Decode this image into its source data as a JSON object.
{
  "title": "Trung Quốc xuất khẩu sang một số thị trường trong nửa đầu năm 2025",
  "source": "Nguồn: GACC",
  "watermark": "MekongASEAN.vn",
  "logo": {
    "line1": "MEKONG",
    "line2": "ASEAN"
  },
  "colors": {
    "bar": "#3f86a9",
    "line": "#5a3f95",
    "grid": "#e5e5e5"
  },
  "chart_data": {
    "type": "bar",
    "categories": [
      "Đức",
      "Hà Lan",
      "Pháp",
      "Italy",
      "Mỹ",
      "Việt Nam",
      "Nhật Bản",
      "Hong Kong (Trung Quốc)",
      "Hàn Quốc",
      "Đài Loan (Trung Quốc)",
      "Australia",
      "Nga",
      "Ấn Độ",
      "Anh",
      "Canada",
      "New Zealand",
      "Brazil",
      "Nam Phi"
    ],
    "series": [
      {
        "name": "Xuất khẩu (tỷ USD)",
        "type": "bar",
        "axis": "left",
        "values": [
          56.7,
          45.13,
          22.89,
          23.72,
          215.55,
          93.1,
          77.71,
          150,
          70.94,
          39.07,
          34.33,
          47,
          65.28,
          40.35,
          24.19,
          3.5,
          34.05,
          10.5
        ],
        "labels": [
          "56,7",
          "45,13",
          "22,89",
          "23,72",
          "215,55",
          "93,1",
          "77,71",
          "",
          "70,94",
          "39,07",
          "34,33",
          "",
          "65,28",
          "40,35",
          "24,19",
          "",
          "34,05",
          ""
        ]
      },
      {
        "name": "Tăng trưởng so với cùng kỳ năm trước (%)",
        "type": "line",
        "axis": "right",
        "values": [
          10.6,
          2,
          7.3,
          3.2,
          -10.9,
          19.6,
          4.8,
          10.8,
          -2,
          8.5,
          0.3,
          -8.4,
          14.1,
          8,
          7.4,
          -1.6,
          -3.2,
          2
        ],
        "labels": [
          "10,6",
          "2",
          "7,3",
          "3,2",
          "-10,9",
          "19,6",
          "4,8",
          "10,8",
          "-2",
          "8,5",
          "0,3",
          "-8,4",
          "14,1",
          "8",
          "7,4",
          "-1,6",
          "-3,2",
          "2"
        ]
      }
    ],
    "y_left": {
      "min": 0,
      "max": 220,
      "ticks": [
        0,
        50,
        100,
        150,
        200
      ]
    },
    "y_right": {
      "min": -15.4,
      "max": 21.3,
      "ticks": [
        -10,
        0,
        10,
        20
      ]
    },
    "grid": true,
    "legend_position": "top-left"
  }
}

○ ○ ○ ○

• [PROBLEM TO SOLVE]: Pull every line containing "Trung" from the material above.

• [ANSWER TO THIS TASK]:
  "title": "Trung Quốc xuất khẩu sang một số thị trường trong nửa đầu năm 2025",
      "Hong Kong (Trung Quốc)",
      "Đài Loan (Trung Quốc)",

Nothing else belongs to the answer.